### Stated problem
Count every line that holds the string "server", and report the number alone.

### Dataset excerpts
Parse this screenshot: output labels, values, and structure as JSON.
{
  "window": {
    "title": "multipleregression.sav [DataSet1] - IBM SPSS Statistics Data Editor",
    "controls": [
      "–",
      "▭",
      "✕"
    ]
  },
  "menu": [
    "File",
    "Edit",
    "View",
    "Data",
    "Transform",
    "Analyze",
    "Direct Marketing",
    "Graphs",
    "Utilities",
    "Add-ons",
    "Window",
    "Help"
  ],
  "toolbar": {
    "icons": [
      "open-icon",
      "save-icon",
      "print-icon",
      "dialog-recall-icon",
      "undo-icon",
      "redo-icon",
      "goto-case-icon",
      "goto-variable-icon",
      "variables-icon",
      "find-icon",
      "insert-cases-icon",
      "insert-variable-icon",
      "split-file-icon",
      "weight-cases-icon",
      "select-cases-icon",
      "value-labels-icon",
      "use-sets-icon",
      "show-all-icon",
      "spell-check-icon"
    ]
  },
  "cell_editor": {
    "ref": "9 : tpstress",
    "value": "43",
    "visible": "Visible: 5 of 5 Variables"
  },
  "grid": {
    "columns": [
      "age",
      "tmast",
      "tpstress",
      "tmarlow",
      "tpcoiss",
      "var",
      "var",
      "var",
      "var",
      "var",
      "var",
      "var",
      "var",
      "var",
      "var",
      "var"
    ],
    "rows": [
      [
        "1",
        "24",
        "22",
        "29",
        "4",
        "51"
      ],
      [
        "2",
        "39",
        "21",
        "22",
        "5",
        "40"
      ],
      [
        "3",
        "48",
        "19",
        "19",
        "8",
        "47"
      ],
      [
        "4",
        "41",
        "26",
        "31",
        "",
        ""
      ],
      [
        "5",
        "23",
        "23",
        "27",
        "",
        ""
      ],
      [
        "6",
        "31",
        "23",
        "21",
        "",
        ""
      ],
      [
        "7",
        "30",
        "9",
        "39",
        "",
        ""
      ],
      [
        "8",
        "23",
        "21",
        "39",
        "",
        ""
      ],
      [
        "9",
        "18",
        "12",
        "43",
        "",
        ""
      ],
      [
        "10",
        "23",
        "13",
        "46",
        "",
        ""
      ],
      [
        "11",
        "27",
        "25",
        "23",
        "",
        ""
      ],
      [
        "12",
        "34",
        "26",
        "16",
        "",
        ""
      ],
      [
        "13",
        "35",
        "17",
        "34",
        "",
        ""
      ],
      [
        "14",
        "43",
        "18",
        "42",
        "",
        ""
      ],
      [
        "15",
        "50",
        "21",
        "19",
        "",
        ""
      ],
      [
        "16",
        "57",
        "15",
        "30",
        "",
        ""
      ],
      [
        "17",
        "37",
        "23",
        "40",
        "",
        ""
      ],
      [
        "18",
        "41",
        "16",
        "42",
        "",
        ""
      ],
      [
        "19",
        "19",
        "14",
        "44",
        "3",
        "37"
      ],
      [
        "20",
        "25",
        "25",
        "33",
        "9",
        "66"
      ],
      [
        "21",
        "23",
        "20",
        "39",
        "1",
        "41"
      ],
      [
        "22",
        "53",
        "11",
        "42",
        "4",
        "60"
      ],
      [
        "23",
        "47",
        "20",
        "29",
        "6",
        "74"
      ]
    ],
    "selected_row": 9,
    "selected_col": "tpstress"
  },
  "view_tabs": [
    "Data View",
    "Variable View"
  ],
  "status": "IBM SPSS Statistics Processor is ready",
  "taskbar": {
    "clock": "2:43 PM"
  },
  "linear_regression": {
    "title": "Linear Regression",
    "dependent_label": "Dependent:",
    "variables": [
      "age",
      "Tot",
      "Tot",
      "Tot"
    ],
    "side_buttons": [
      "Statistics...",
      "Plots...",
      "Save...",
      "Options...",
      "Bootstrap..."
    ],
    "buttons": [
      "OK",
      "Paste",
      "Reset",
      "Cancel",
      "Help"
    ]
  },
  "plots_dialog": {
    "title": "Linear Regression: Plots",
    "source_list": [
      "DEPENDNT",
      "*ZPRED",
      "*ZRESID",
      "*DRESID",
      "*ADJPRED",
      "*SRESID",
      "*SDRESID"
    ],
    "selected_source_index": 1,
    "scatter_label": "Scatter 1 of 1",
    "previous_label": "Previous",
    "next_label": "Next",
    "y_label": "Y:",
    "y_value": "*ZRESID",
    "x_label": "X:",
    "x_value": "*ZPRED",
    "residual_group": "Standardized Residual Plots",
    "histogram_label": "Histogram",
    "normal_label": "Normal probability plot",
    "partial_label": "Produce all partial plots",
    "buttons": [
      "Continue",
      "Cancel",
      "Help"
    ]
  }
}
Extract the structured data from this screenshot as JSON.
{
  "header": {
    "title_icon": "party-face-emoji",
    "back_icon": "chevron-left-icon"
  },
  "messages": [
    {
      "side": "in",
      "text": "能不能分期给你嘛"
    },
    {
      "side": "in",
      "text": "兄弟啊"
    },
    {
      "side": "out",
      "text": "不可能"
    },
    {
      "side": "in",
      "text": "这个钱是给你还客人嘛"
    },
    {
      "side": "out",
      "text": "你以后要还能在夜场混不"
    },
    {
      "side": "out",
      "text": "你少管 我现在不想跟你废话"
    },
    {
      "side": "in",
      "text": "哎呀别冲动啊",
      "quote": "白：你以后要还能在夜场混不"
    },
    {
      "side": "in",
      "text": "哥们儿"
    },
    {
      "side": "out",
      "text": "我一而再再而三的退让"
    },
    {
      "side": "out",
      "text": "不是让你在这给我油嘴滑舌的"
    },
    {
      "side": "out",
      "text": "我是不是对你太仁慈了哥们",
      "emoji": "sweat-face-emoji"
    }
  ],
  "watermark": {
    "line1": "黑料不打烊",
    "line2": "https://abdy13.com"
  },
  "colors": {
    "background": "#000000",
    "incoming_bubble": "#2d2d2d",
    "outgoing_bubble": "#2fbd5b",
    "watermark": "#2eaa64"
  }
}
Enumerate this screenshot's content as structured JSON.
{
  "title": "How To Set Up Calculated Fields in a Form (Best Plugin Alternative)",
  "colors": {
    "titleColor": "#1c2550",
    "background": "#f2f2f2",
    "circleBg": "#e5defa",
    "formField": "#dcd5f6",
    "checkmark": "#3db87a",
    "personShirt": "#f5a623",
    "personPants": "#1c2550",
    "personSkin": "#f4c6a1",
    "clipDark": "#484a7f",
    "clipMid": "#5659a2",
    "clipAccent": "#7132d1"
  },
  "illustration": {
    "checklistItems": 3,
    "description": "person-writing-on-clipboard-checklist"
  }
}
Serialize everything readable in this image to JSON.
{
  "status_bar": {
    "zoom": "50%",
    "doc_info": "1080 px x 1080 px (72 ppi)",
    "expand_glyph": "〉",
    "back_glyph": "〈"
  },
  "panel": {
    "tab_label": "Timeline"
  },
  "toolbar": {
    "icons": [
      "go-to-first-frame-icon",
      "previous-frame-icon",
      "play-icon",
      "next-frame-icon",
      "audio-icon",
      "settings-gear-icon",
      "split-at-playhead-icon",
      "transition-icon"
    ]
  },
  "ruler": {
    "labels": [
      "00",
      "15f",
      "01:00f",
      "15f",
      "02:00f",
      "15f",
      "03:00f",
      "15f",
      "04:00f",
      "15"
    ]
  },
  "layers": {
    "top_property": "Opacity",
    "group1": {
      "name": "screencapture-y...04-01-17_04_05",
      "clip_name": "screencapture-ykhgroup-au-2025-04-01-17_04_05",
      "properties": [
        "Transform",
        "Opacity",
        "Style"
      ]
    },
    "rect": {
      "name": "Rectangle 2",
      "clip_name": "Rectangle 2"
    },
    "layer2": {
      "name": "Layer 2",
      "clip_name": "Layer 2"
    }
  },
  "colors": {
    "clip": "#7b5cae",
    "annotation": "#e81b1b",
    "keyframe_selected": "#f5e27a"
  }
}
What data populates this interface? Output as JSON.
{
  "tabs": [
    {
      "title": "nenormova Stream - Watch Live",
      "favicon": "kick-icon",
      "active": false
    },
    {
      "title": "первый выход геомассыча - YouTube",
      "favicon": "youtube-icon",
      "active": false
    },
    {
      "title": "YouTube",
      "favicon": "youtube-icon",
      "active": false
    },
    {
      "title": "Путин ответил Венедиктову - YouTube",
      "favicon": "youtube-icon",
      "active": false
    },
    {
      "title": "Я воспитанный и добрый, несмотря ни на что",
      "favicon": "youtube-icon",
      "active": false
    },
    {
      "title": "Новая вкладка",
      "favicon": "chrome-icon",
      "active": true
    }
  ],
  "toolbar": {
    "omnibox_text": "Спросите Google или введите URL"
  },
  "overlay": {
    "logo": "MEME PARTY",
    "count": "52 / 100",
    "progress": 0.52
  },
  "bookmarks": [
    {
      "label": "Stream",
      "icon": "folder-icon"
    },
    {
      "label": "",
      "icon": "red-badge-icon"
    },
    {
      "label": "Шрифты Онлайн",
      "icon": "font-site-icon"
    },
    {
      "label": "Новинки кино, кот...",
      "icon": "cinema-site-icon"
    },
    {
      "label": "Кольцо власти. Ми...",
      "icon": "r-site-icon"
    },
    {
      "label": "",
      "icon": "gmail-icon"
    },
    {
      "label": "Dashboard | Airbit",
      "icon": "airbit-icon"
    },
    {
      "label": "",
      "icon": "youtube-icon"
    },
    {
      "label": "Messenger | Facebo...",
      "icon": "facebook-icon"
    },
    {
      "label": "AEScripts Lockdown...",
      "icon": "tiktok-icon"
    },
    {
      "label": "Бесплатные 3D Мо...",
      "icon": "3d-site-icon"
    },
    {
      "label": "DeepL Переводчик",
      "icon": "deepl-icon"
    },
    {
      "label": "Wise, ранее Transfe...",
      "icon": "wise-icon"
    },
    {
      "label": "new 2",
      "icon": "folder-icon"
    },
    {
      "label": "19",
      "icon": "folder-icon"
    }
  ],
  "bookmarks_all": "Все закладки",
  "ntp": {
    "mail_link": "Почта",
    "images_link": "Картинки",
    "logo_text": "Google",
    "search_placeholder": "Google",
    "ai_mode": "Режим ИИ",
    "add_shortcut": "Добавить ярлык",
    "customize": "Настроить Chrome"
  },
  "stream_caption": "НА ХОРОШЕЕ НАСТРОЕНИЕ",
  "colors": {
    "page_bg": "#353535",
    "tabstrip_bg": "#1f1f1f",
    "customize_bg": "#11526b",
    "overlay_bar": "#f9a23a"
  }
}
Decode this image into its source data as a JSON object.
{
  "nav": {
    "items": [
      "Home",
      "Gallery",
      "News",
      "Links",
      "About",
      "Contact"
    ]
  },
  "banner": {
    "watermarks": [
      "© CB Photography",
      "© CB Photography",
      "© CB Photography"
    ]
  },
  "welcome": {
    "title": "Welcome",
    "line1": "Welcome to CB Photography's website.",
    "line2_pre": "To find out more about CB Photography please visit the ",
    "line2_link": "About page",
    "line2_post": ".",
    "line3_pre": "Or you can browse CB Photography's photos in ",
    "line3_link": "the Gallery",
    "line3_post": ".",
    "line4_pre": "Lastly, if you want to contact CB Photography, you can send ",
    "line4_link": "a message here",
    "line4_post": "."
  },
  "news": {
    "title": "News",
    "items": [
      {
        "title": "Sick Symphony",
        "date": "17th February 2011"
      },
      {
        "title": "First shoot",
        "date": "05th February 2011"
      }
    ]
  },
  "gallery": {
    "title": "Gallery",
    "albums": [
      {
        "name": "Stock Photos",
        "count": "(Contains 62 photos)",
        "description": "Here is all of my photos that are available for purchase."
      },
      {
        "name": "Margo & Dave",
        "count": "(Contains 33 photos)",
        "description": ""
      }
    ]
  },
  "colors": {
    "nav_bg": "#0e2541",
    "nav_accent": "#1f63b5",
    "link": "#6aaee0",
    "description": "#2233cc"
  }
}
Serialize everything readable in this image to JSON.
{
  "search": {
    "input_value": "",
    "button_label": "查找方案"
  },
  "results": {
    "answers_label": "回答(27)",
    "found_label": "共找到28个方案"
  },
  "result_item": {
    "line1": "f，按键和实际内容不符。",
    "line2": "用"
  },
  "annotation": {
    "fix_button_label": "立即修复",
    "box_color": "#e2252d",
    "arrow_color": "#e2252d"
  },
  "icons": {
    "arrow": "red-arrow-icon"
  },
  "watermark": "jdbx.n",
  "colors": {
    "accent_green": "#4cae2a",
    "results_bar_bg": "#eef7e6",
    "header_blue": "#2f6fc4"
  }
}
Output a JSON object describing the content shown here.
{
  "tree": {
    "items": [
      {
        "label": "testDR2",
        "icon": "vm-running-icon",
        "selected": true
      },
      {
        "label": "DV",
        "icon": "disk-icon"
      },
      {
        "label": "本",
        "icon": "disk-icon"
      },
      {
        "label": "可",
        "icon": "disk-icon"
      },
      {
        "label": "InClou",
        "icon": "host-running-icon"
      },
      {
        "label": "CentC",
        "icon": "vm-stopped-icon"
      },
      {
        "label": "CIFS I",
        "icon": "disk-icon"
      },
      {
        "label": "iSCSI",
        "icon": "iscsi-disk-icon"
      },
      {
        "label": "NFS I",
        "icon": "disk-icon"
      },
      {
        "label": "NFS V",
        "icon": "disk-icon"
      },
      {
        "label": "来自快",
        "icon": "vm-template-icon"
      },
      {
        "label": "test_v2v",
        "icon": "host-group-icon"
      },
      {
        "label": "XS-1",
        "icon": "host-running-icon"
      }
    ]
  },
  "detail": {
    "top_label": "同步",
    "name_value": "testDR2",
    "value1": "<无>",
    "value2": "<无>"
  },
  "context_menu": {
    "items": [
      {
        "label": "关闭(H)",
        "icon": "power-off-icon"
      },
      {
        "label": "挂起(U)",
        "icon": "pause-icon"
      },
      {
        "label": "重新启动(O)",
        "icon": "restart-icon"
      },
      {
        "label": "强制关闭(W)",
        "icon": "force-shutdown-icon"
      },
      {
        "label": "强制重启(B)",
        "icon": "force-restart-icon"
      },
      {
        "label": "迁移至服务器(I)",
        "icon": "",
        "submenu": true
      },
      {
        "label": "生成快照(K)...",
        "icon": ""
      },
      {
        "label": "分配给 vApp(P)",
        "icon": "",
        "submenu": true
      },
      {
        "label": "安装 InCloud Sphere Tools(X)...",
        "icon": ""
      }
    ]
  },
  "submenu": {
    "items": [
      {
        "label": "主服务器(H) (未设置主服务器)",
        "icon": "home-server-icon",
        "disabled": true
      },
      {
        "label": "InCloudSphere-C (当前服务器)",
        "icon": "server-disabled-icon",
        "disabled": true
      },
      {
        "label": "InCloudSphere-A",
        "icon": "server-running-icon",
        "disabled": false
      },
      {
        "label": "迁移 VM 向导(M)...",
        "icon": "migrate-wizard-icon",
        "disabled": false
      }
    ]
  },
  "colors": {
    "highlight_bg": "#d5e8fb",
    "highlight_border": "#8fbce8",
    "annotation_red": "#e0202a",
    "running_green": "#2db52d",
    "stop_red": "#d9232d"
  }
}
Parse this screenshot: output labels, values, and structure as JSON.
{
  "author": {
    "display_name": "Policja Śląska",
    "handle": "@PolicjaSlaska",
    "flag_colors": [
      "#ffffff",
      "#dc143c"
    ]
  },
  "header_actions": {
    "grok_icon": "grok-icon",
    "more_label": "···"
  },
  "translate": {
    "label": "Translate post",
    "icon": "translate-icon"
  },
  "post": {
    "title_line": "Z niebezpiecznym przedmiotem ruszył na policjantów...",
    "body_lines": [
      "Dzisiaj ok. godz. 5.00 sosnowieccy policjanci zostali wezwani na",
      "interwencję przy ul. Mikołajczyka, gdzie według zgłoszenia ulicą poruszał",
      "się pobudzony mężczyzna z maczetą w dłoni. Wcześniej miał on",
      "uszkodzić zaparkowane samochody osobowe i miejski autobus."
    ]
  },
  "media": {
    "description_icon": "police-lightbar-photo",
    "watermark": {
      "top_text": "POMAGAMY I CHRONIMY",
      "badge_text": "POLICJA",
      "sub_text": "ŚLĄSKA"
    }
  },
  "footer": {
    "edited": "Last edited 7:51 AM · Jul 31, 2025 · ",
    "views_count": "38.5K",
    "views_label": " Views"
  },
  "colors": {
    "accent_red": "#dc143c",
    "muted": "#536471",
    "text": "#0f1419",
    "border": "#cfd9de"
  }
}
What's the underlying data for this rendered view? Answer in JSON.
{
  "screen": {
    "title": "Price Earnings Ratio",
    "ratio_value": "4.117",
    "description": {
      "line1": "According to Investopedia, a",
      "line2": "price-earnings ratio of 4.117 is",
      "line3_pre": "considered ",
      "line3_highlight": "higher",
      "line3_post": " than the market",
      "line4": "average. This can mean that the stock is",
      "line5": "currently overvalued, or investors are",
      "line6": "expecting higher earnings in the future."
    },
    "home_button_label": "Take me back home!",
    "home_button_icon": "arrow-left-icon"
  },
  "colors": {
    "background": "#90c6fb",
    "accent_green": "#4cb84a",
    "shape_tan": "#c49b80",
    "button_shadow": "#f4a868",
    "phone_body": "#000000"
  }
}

### Response
3